**What to produce**: Each entry below is to be printed verbatim.

**Dataset content**:
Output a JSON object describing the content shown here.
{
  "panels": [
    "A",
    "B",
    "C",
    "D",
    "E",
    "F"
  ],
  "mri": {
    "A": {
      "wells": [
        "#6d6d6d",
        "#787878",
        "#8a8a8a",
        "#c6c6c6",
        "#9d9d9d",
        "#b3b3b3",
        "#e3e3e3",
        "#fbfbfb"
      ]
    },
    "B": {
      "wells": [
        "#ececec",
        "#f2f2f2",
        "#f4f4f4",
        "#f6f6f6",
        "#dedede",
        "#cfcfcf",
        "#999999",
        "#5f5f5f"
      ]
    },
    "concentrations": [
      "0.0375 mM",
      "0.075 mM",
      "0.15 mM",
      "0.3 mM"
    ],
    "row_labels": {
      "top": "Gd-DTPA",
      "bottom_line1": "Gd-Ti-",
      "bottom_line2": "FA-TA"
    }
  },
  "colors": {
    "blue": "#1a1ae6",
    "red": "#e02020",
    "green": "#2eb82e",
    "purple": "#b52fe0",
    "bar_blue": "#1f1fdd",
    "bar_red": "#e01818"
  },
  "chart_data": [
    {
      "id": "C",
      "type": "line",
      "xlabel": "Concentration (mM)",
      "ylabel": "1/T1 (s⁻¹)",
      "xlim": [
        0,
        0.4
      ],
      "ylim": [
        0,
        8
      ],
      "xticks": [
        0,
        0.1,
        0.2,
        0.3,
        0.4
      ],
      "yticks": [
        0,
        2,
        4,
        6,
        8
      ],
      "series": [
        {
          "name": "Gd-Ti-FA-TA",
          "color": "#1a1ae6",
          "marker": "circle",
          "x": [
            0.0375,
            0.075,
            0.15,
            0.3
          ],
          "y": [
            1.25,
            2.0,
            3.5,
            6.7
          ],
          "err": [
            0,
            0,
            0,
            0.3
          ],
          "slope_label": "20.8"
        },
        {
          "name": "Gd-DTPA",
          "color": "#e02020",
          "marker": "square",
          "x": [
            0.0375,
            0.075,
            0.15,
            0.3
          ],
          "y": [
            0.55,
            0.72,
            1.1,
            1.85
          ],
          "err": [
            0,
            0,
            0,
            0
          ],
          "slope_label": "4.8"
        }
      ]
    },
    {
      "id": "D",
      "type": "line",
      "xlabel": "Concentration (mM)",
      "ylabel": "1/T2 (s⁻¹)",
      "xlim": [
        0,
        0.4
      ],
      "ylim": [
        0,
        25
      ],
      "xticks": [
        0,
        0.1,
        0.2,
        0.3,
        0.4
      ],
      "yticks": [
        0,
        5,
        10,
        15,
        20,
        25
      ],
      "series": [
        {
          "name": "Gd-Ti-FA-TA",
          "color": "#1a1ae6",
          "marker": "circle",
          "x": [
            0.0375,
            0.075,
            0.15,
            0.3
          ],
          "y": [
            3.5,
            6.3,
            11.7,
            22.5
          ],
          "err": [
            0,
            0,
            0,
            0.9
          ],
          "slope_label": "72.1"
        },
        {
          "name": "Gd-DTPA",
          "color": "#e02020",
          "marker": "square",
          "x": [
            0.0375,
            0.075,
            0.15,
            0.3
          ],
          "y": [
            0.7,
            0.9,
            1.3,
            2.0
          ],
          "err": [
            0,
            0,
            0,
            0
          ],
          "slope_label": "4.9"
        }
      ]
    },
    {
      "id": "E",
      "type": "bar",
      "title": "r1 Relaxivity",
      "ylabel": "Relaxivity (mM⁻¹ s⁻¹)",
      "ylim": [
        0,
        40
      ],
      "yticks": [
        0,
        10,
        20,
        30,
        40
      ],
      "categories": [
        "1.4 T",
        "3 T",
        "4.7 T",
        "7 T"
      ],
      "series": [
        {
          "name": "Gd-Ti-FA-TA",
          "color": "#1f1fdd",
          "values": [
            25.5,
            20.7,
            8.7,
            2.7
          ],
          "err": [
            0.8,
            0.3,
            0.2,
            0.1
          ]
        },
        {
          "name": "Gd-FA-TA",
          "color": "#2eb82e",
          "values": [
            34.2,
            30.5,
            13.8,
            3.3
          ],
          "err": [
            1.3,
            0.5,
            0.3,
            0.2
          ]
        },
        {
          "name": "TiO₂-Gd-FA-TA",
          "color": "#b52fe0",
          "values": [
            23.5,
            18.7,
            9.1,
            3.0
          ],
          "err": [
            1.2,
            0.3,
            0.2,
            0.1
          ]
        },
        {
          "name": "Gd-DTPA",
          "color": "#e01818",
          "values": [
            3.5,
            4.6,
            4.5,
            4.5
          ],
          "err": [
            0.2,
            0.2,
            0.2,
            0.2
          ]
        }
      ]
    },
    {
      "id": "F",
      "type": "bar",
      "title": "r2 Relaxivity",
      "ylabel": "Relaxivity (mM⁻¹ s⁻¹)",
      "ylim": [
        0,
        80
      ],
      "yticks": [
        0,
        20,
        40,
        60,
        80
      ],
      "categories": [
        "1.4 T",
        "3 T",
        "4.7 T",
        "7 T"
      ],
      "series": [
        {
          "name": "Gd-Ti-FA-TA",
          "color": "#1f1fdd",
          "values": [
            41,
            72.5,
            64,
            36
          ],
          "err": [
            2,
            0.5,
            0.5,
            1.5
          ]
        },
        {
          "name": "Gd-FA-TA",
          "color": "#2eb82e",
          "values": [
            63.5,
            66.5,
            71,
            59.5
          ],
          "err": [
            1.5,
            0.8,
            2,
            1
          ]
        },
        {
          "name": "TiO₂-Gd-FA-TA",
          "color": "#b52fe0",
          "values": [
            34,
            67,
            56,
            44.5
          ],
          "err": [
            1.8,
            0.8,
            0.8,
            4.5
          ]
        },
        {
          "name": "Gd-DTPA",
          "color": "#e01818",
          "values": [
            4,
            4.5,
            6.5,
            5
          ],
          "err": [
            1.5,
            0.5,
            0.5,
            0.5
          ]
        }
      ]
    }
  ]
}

**Task result**:
Output a JSON object describing the content shown here.
{
  "panels": [
    "A",
    "B",
    "C",
    "D",
    "E",
    "F"
  ],
  "mri": {
    "A": {
      "wells": [
        "#6d6d6d",
        "#787878",
        "#8a8a8a",
        "#c6c6c6",
        "#9d9d9d",
        "#b3b3b3",
        "#e3e3e3",
        "#fbfbfb"
      ]
    },
    "B": {
      "wells": [
        "#ececec",
        "#f2f2f2",
        "#f4f4f4",
        "#f6f6f6",
        "#dedede",
        "#cfcfcf",
        "#999999",
        "#5f5f5f"
      ]
    },
    "concentrations": [
      "0.0375 mM",
      "0.075 mM",
      "0.15 mM",
      "0.3 mM"
    ],
    "row_labels": {
      "top": "Gd-DTPA",
      "bottom_line1": "Gd-Ti-",
      "bottom_line2": "FA-TA"
    }
  },
  "colors": {
    "blue": "#1a1ae6",
    "red": "#e02020",
    "green": "#2eb82e",
    "purple": "#b52fe0",
    "bar_blue": "#1f1fdd",
    "bar_red": "#e01818"
  },
  "chart_data": [
    {
      "id": "C",
      "type": "line",
      "xlabel": "Concentration (mM)",
      "ylabel": "1/T1 (s⁻¹)",
      "xlim": [
        0,
        0.4
      ],
      "ylim": [
        0,
        8
      ],
      "xticks": [
        0,
        0.1,
        0.2,
        0.3,
        0.4
      ],
      "yticks": [
        0,
        2,
        4,
        6,
        8
      ],
      "series": [
        {
          "name": "Gd-Ti-FA-TA",
          "color": "#1a1ae6",
          "marker": "circle",
          "x": [
            0.0375,
            0.075,
            0.15,
            0.3
          ],
          "y": [
            1.25,
            2.0,
            3.5,
            6.7
          ],
          "err": [
            0,
            0,
            0,
            0.3
          ],
          "slope_label": "20.8"
        },
        {
          "name": "Gd-DTPA",
          "color": "#e02020",
          "marker": "square",
          "x": [
            0.0375,
            0.075,
            0.15,
            0.3
          ],
          "y": [
            0.55,
            0.72,
            1.1,
            1.85
          ],
          "err": [
            0,
            0,
            0,
            0
          ],
          "slope_label": "4.8"
        }
      ]
    },
    {
      "id": "D",
      "type": "line",
      "xlabel": "Concentration (mM)",
      "ylabel": "1/T2 (s⁻¹)",
      "xlim": [
        0,
        0.4
      ],
      "ylim": [
        0,
        25
      ],
      "xticks": [
        0,
        0.1,
        0.2,
        0.3,
        0.4
      ],
      "yticks": [
        0,
        5,
        10,
        15,
        20,
        25
      ],
      "series": [
        {
          "name": "Gd-Ti-FA-TA",
          "color": "#1a1ae6",
          "marker": "circle",
          "x": [
            0.0375,
            0.075,
            0.15,
            0.3
          ],
          "y": [
            3.5,
            6.3,
            11.7,
            22.5
          ],
          "err": [
            0,
            0,
            0,
            0.9
          ],
          "slope_label": "72.1"
        },
        {
          "name": "Gd-DTPA",
          "color": "#e02020",
          "marker": "square",
          "x": [
            0.0375,
            0.075,
            0.15,
            0.3
          ],
          "y": [
            0.7,
            0.9,
            1.3,
            2.0
          ],
          "err": [
            0,
            0,
            0,
            0
          ],
          "slope_label": "4.9"
        }
      ]
    },
    {
      "id": "E",
      "type": "bar",
      "title": "r1 Relaxivity",
      "ylabel": "Relaxivity (mM⁻¹ s⁻¹)",
      "ylim": [
        0,
        40
      ],
      "yticks": [
        0,
        10,
        20,
        30,
        40
      ],
      "categories": [
        "1.4 T",
        "3 T",
        "4.7 T",
        "7 T"
      ],
      "series": [
        {
          "name": "Gd-Ti-FA-TA",
          "color": "#1f1fdd",
          "values": [
            25.5,
            20.7,
            8.7,
            2.7
          ],
          "err": [
            0.8,
            0.3,
            0.2,
            0.1
          ]
        },
        {
          "name": "Gd-FA-TA",
          "color": "#2eb82e",
          "values": [
            34.2,
            30.5,
            13.8,
            3.3
          ],
          "err": [
            1.3,
            0.5,
            0.3,
            0.2
          ]
        },
        {
          "name": "TiO₂-Gd-FA-TA",
          "color": "#b52fe0",
          "values": [
            23.5,
            18.7,
            9.1,
            3.0
          ],
          "err": [
            1.2,
            0.3,
            0.2,
            0.1
          ]
        },
        {
          "name": "Gd-DTPA",
          "color": "#e01818",
          "values": [
            3.5,
            4.6,
            4.5,
            4.5
          ],
          "err": [
            0.2,
            0.2,
            0.2,
            0.2
          ]
        }
      ]
    },
    {
      "id": "F",
      "type": "bar",
      "title": "r2 Relaxivity",
      "ylabel": "Relaxivity (mM⁻¹ s⁻¹)",
      "ylim": [
        0,
        80
      ],
      "yticks": [
        0,
        20,
        40,
        60,
        80
      ],
      "categories": [
        "1.4 T",
        "3 T",
        "4.7 T",
        "7 T"
      ],
      "series": [
        {
          "name": "Gd-Ti-FA-TA",
          "color": "#1f1fdd",
          "values": [
            41,
            72.5,
            64,
            36
          ],
          "err": [
            2,
            0.5,
            0.5,
            1.5
          ]
        },
        {
          "name": "Gd-FA-TA",
          "color": "#2eb82e",
          "values": [
            63.5,
            66.5,
            71,
            59.5
          ],
          "err": [
            1.5,
            0.8,
            2,
            1
          ]
        },
        {
          "name": "TiO₂-Gd-FA-TA",
          "color": "#b52fe0",
          "values": [
            34,
            67,
            56,
            44.5
          ],
          "err": [
            1.8,
            0.8,
            0.8,
            4.5
          ]
        },
        {
          "name": "Gd-DTPA",
          "color": "#e01818",
          "values": [
            4,
            4.5,
            6.5,
            5
          ],
          "err": [
            1.5,
            0.5,
            0.5,
            0.5
          ]
        }
      ]
    }
  ]
}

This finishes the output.